--- start The records ---

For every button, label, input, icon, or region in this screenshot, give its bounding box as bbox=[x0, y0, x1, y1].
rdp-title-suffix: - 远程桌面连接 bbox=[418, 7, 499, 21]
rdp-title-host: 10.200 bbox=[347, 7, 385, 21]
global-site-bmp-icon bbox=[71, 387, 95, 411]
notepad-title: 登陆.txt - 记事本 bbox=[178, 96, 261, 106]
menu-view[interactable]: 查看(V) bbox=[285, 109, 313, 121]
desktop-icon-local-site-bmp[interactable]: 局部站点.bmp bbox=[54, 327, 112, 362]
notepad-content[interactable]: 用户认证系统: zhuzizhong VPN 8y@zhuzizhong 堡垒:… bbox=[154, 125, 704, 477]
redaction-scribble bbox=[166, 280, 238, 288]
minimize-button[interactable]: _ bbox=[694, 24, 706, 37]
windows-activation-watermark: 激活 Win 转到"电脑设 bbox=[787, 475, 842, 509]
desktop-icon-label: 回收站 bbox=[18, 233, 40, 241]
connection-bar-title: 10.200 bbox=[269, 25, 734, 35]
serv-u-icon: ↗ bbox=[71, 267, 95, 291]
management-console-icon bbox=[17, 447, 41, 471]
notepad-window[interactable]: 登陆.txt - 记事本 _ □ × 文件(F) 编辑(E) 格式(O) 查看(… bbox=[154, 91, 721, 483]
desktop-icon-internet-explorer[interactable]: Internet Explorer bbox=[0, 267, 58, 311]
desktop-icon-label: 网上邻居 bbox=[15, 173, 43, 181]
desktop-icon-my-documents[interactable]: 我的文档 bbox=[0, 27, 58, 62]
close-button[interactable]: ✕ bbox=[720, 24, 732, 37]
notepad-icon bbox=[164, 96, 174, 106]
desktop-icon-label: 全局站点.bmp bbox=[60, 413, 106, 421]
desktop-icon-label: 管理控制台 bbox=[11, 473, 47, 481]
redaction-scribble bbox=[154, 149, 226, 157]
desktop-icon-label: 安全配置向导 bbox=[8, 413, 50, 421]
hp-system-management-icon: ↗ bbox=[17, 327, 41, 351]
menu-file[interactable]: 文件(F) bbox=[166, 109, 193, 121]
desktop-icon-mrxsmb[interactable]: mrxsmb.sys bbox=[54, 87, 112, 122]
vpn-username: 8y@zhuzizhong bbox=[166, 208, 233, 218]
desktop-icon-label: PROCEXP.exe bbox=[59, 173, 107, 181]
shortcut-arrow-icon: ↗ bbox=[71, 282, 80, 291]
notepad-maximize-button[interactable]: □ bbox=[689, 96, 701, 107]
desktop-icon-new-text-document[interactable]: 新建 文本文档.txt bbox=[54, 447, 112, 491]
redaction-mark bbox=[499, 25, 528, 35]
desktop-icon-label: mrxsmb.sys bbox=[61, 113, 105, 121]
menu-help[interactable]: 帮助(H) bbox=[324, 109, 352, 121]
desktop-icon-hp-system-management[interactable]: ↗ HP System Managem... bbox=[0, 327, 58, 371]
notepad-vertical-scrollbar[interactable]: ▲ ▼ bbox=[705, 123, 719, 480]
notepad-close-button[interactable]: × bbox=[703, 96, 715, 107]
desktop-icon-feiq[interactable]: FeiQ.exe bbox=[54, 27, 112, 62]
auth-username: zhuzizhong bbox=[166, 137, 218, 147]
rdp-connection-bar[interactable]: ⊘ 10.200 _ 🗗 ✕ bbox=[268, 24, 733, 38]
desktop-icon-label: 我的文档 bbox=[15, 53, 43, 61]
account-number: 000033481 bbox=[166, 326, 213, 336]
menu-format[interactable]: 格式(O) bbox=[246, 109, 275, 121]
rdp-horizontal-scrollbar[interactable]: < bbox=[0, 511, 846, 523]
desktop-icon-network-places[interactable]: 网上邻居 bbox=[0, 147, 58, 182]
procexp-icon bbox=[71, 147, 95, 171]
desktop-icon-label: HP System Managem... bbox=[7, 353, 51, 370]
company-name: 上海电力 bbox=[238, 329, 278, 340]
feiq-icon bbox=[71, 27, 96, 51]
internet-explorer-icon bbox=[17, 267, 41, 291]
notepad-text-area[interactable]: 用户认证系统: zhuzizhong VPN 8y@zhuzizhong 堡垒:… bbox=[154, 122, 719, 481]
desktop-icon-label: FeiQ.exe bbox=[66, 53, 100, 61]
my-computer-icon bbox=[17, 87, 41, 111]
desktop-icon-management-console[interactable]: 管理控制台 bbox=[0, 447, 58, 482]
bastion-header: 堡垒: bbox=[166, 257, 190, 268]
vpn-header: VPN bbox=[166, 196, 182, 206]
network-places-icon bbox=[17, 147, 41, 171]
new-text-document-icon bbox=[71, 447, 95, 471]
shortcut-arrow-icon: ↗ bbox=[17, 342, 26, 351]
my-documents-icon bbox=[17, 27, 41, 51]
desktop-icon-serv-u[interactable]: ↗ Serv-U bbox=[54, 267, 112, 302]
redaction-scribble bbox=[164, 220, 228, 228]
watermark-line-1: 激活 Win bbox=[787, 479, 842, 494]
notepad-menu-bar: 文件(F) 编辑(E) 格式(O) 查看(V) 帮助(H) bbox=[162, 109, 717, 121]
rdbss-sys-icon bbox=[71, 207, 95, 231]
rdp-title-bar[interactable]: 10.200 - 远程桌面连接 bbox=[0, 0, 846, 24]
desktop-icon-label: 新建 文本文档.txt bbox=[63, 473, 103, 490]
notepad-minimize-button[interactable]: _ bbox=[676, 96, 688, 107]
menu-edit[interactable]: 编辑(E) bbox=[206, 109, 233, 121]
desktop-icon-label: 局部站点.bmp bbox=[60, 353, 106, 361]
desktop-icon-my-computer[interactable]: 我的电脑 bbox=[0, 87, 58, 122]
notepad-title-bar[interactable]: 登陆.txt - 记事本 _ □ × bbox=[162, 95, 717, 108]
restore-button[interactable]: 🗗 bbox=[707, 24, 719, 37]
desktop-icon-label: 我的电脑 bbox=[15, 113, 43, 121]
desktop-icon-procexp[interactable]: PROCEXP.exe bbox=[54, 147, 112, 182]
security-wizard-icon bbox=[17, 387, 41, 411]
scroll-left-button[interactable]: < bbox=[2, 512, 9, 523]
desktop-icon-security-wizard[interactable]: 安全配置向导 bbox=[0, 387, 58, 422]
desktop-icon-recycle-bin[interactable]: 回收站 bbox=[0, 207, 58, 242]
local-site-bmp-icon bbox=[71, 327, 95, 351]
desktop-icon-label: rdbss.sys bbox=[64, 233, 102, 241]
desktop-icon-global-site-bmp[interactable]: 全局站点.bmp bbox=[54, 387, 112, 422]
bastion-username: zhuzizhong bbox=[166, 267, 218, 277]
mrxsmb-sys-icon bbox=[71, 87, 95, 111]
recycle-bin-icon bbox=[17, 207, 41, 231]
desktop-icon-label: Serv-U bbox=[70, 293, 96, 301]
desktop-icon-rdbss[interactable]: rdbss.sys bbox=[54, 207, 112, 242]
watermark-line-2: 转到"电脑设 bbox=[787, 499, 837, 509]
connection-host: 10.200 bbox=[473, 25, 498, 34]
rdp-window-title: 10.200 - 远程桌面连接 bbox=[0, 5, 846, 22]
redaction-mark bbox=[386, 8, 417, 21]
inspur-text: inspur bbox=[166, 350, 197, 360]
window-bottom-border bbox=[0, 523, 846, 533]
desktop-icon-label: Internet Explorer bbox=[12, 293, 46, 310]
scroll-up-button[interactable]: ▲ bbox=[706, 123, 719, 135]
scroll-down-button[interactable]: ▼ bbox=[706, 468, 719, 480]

--- end The records ---

## What to do
Copy verbatim the stretch of the data from its first line through the line containing "global-site-bmp-icon bbox=[71, 387, 95, 411]", including both ends.

## Written response
For every button, label, input, icon, or region in this screenshot, give its bounding box as bbox=[x0, y0, x1, y1].
rdp-title-suffix: - 远程桌面连接 bbox=[418, 7, 499, 21]
rdp-title-host: 10.200 bbox=[347, 7, 385, 21]
global-site-bmp-icon bbox=[71, 387, 95, 411]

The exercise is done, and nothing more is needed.